Records from a dataset:

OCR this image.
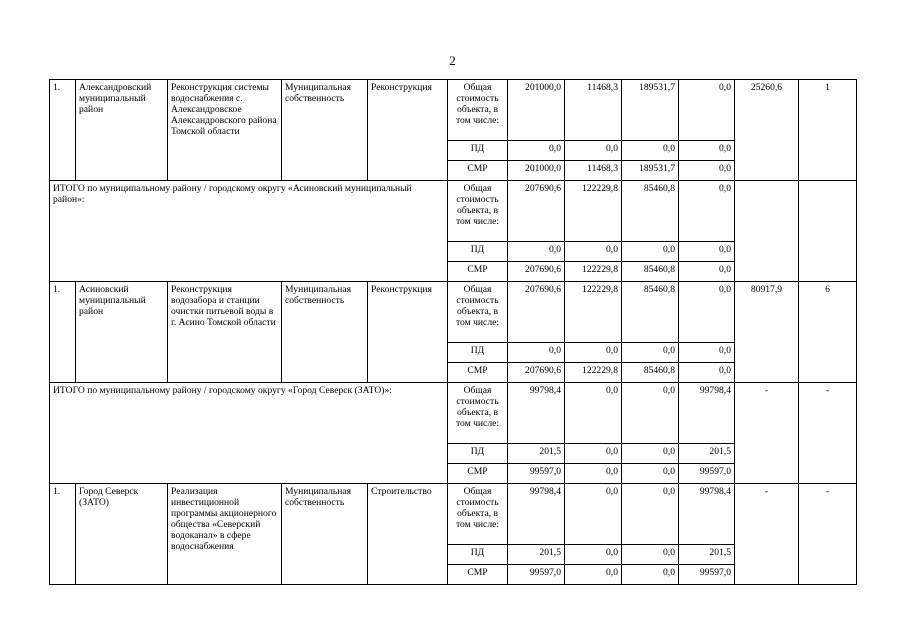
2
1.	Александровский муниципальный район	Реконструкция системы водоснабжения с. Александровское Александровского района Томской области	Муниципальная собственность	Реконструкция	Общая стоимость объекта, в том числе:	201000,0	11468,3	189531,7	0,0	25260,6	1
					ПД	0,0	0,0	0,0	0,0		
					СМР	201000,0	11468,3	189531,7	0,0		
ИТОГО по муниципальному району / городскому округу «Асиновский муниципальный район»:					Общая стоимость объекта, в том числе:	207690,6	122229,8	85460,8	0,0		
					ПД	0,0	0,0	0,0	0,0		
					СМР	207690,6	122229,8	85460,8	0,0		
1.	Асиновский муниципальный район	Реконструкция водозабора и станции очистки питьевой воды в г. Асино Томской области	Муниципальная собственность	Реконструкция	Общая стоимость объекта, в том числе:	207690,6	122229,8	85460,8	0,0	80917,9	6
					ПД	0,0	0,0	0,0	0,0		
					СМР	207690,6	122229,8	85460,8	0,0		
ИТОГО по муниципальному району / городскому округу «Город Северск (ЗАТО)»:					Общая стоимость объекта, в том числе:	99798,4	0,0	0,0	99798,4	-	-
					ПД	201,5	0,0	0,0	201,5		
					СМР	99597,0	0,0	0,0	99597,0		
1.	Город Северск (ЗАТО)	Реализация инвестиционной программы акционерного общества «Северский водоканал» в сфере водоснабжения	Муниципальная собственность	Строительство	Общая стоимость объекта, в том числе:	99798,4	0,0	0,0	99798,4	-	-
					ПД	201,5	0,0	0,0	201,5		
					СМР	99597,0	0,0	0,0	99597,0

Required work:
Using the material above, gather every line that includes "муниципальный".

Result for this task:
1.	Александровский муниципальный район	Реконструкция системы водоснабжения с. Александровское Александровского района Томской области	Муниципальная собственность	Реконструкция	Общая стоимость объекта, в том числе:	201000,0	11468,3	189531,7	0,0	25260,6	1
ИТОГО по муниципальному району / городскому округу «Асиновский муниципальный район»:					Общая стоимость объекта, в том числе:	207690,6	122229,8	85460,8	0,0		
1.	Асиновский муниципальный район	Реконструкция водозабора и станции очистки питьевой воды в г. Асино Томской области	Муниципальная собственность	Реконструкция	Общая стоимость объекта, в том числе:	207690,6	122229,8	85460,8	0,0	80917,9	6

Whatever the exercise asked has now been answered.